• **Dataset items**:

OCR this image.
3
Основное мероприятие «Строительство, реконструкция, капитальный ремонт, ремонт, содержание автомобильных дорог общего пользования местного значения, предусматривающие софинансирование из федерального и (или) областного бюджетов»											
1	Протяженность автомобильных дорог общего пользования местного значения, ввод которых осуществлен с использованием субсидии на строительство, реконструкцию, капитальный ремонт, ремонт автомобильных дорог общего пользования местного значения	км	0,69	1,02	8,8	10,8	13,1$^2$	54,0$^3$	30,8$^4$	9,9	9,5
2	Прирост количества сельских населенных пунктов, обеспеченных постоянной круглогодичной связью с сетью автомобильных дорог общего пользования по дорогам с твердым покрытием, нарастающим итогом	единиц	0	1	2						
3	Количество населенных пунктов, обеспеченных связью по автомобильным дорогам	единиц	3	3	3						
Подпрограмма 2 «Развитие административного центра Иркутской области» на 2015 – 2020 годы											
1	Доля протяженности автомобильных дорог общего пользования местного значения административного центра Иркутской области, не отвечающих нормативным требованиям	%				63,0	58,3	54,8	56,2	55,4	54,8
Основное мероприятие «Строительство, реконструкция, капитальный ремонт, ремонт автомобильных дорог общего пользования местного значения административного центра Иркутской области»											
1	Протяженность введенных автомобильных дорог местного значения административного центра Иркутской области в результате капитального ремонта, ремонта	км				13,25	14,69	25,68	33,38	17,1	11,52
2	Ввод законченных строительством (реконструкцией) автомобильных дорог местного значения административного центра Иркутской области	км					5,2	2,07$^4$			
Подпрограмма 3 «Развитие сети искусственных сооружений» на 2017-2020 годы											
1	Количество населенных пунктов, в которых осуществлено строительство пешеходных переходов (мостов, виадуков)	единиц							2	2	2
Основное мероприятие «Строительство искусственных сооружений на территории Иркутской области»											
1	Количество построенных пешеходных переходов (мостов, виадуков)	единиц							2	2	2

• **WRITTEN EXERCISE**: Exactly as they are written, print the entries again.

• **OUTPUT BELOW**:
OCR this image.
3
Основное мероприятие «Строительство, реконструкция, капитальный ремонт, ремонт, содержание автомобильных дорог общего пользования местного значения, предусматривающие софинансирование из федерального и (или) областного бюджетов»											
1	Протяженность автомобильных дорог общего пользования местного значения, ввод которых осуществлен с использованием субсидии на строительство, реконструкцию, капитальный ремонт, ремонт автомобильных дорог общего пользования местного значения	км	0,69	1,02	8,8	10,8	13,1$^2$	54,0$^3$	30,8$^4$	9,9	9,5
2	Прирост количества сельских населенных пунктов, обеспеченных постоянной круглогодичной связью с сетью автомобильных дорог общего пользования по дорогам с твердым покрытием, нарастающим итогом	единиц	0	1	2						
3	Количество населенных пунктов, обеспеченных связью по автомобильным дорогам	единиц	3	3	3						
Подпрограмма 2 «Развитие административного центра Иркутской области» на 2015 – 2020 годы											
1	Доля протяженности автомобильных дорог общего пользования местного значения административного центра Иркутской области, не отвечающих нормативным требованиям	%				63,0	58,3	54,8	56,2	55,4	54,8
Основное мероприятие «Строительство, реконструкция, капитальный ремонт, ремонт автомобильных дорог общего пользования местного значения административного центра Иркутской области»											
1	Протяженность введенных автомобильных дорог местного значения административного центра Иркутской области в результате капитального ремонта, ремонта	км				13,25	14,69	25,68	33,38	17,1	11,52
2	Ввод законченных строительством (реконструкцией) автомобильных дорог местного значения административного центра Иркутской области	км					5,2	2,07$^4$			
Подпрограмма 3 «Развитие сети искусственных сооружений» на 2017-2020 годы											
1	Количество населенных пунктов, в которых осуществлено строительство пешеходных переходов (мостов, виадуков)	единиц							2	2	2
Основное мероприятие «Строительство искусственных сооружений на территории Иркутской области»											
1	Количество построенных пешеходных переходов (мостов, виадуков)	единиц							2	2	2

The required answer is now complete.